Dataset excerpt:
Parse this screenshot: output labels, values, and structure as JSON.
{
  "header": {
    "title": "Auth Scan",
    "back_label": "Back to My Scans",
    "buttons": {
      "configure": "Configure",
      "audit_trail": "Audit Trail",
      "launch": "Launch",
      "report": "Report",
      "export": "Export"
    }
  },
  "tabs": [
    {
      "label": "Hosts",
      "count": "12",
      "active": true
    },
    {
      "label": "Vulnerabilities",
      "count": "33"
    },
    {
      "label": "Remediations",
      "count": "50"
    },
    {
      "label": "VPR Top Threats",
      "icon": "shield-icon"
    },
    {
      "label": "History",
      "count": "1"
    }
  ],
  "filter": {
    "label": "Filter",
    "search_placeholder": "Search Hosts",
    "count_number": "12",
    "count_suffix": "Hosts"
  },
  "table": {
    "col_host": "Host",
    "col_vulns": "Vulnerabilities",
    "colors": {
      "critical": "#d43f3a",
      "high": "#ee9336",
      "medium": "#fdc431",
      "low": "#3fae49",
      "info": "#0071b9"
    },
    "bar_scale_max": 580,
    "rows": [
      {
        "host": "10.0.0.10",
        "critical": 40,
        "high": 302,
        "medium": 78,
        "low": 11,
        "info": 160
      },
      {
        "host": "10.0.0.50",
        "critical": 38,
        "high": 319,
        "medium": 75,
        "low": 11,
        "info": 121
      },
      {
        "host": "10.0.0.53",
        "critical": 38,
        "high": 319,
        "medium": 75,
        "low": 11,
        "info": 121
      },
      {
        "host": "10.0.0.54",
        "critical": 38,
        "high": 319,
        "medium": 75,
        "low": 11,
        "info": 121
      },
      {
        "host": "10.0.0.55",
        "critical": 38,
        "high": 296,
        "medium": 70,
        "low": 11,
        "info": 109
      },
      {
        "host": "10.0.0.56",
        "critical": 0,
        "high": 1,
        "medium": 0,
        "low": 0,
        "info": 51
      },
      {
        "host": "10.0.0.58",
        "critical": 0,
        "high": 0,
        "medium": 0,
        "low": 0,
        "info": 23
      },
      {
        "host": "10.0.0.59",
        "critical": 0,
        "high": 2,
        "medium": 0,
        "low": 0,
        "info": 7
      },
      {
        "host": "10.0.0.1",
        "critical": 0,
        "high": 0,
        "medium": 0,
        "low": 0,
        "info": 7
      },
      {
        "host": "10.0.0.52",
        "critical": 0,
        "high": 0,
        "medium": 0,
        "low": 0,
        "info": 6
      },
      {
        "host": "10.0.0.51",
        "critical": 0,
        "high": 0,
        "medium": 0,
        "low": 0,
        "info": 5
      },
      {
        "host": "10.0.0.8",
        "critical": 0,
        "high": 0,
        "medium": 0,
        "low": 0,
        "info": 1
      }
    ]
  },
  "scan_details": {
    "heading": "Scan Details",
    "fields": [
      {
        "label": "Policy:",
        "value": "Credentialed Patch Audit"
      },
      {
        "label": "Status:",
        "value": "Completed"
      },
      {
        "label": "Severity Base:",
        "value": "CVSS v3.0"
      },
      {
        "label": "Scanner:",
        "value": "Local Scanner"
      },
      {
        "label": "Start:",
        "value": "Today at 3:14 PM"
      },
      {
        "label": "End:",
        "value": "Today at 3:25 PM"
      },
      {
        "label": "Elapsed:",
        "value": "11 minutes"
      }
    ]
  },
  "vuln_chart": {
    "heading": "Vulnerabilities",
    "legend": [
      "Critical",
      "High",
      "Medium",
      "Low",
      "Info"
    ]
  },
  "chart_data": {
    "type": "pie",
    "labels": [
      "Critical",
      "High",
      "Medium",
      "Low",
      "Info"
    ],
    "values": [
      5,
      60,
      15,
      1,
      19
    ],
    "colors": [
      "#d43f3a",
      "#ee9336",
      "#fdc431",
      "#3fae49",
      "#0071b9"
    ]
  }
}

▸ Short problem: Write out the entries above word for word.

▸ Correct response:
Parse this screenshot: output labels, values, and structure as JSON.
{
  "header": {
    "title": "Auth Scan",
    "back_label": "Back to My Scans",
    "buttons": {
      "configure": "Configure",
      "audit_trail": "Audit Trail",
      "launch": "Launch",
      "report": "Report",
      "export": "Export"
    }
  },
  "tabs": [
    {
      "label": "Hosts",
      "count": "12",
      "active": true
    },
    {
      "label": "Vulnerabilities",
      "count": "33"
    },
    {
      "label": "Remediations",
      "count": "50"
    },
    {
      "label": "VPR Top Threats",
      "icon": "shield-icon"
    },
    {
      "label": "History",
      "count": "1"
    }
  ],
  "filter": {
    "label": "Filter",
    "search_placeholder": "Search Hosts",
    "count_number": "12",
    "count_suffix": "Hosts"
  },
  "table": {
    "col_host": "Host",
    "col_vulns": "Vulnerabilities",
    "colors": {
      "critical": "#d43f3a",
      "high": "#ee9336",
      "medium": "#fdc431",
      "low": "#3fae49",
      "info": "#0071b9"
    },
    "bar_scale_max": 580,
    "rows": [
      {
        "host": "10.0.0.10",
        "critical": 40,
        "high": 302,
        "medium": 78,
        "low": 11,
        "info": 160
      },
      {
        "host": "10.0.0.50",
        "critical": 38,
        "high": 319,
        "medium": 75,
        "low": 11,
        "info": 121
      },
      {
        "host": "10.0.0.53",
        "critical": 38,
        "high": 319,
        "medium": 75,
        "low": 11,
        "info": 121
      },
      {
        "host": "10.0.0.54",
        "critical": 38,
        "high": 319,
        "medium": 75,
        "low": 11,
        "info": 121
      },
      {
        "host": "10.0.0.55",
        "critical": 38,
        "high": 296,
        "medium": 70,
        "low": 11,
        "info": 109
      },
      {
        "host": "10.0.0.56",
        "critical": 0,
        "high": 1,
        "medium": 0,
        "low": 0,
        "info": 51
      },
      {
        "host": "10.0.0.58",
        "critical": 0,
        "high": 0,
        "medium": 0,
        "low": 0,
        "info": 23
      },
      {
        "host": "10.0.0.59",
        "critical": 0,
        "high": 2,
        "medium": 0,
        "low": 0,
        "info": 7
      },
      {
        "host": "10.0.0.1",
        "critical": 0,
        "high": 0,
        "medium": 0,
        "low": 0,
        "info": 7
      },
      {
        "host": "10.0.0.52",
        "critical": 0,
        "high": 0,
        "medium": 0,
        "low": 0,
        "info": 6
      },
      {
        "host": "10.0.0.51",
        "critical": 0,
        "high": 0,
        "medium": 0,
        "low": 0,
        "info": 5
      },
      {
        "host": "10.0.0.8",
        "critical": 0,
        "high": 0,
        "medium": 0,
        "low": 0,
        "info": 1
      }
    ]
  },
  "scan_details": {
    "heading": "Scan Details",
    "fields": [
      {
        "label": "Policy:",
        "value": "Credentialed Patch Audit"
      },
      {
        "label": "Status:",
        "value": "Completed"
      },
      {
        "label": "Severity Base:",
        "value": "CVSS v3.0"
      },
      {
        "label": "Scanner:",
        "value": "Local Scanner"
      },
      {
        "label": "Start:",
        "value": "Today at 3:14 PM"
      },
      {
        "label": "End:",
        "value": "Today at 3:25 PM"
      },
      {
        "label": "Elapsed:",
        "value": "11 minutes"
      }
    ]
  },
  "vuln_chart": {
    "heading": "Vulnerabilities",
    "legend": [
      "Critical",
      "High",
      "Medium",
      "Low",
      "Info"
    ]
  },
  "chart_data": {
    "type": "pie",
    "labels": [
      "Critical",
      "High",
      "Medium",
      "Low",
      "Info"
    ],
    "values": [
      5,
      60,
      15,
      1,
      19
    ],
    "colors": [
      "#d43f3a",
      "#ee9336",
      "#fdc431",
      "#3fae49",
      "#0071b9"
    ]
  }
}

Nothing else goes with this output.